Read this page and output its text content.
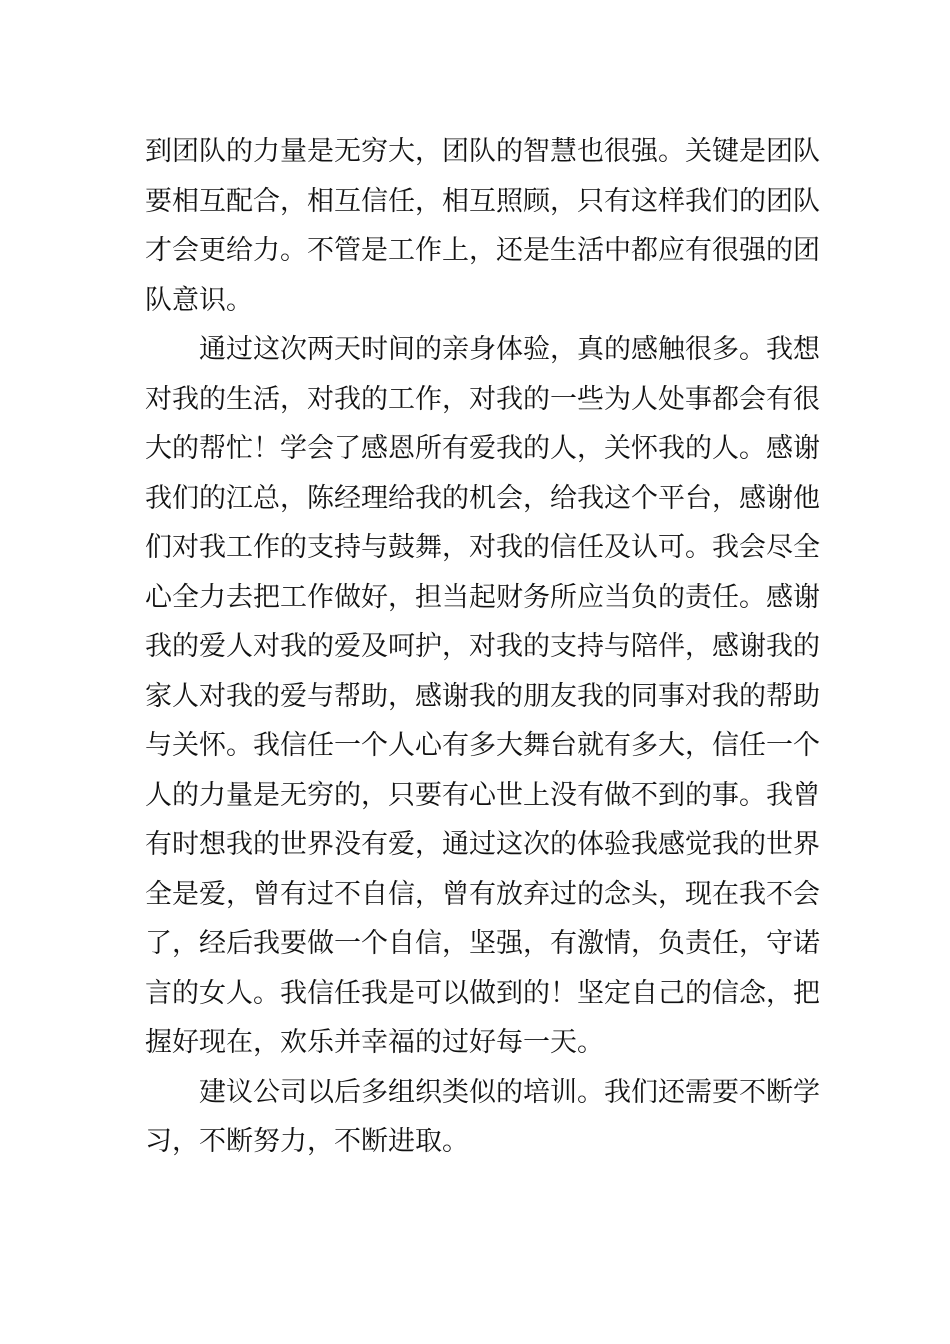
到团队的力量是无穷大，团队的智慧也很强。关键是团队
要相互配合，相互信任，相互照顾，只有这样我们的团队
才会更给力。不管是工作上，还是生活中都应有很强的团
队意识。
通过这次两天时间的亲身体验，真的感触很多。我想
对我的生活，对我的工作，对我的一些为人处事都会有很
大的帮忙！学会了感恩所有爱我的人，关怀我的人。感谢
我们的江总，陈经理给我的机会，给我这个平台，感谢他
们对我工作的支持与鼓舞，对我的信任及认可。我会尽全
心全力去把工作做好，担当起财务所应当负的责任。感谢
我的爱人对我的爱及呵护，对我的支持与陪伴，感谢我的
家人对我的爱与帮助，感谢我的朋友我的同事对我的帮助
与关怀。我信任一个人心有多大舞台就有多大，信任一个
人的力量是无穷的，只要有心世上没有做不到的事。我曾
有时想我的世界没有爱，通过这次的体验我感觉我的世界
全是爱，曾有过不自信，曾有放弃过的念头，现在我不会
了，经后我要做一个自信，坚强，有激情，负责任，守诺
言的女人。我信任我是可以做到的！坚定自己的信念，把
握好现在，欢乐并幸福的过好每一天。
建议公司以后多组织类似的培训。我们还需要不断学
习，不断努力，不断进取。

WHAT IS NEEDED: From the material above, reproduce everything verbatim except the pictures.

WORKED ANSWER:
Read this page and output its text content.
到团队的力量是无穷大，团队的智慧也很强。关键是团队
要相互配合，相互信任，相互照顾，只有这样我们的团队
才会更给力。不管是工作上，还是生活中都应有很强的团
队意识。
通过这次两天时间的亲身体验，真的感触很多。我想
对我的生活，对我的工作，对我的一些为人处事都会有很
大的帮忙！学会了感恩所有爱我的人，关怀我的人。感谢
我们的江总，陈经理给我的机会，给我这个平台，感谢他
们对我工作的支持与鼓舞，对我的信任及认可。我会尽全
心全力去把工作做好，担当起财务所应当负的责任。感谢
我的爱人对我的爱及呵护，对我的支持与陪伴，感谢我的
家人对我的爱与帮助，感谢我的朋友我的同事对我的帮助
与关怀。我信任一个人心有多大舞台就有多大，信任一个
人的力量是无穷的，只要有心世上没有做不到的事。我曾
有时想我的世界没有爱，通过这次的体验我感觉我的世界
全是爱，曾有过不自信，曾有放弃过的念头，现在我不会
了，经后我要做一个自信，坚强，有激情，负责任，守诺
言的女人。我信任我是可以做到的！坚定自己的信念，把
握好现在，欢乐并幸福的过好每一天。
建议公司以后多组织类似的培训。我们还需要不断学
习，不断努力，不断进取。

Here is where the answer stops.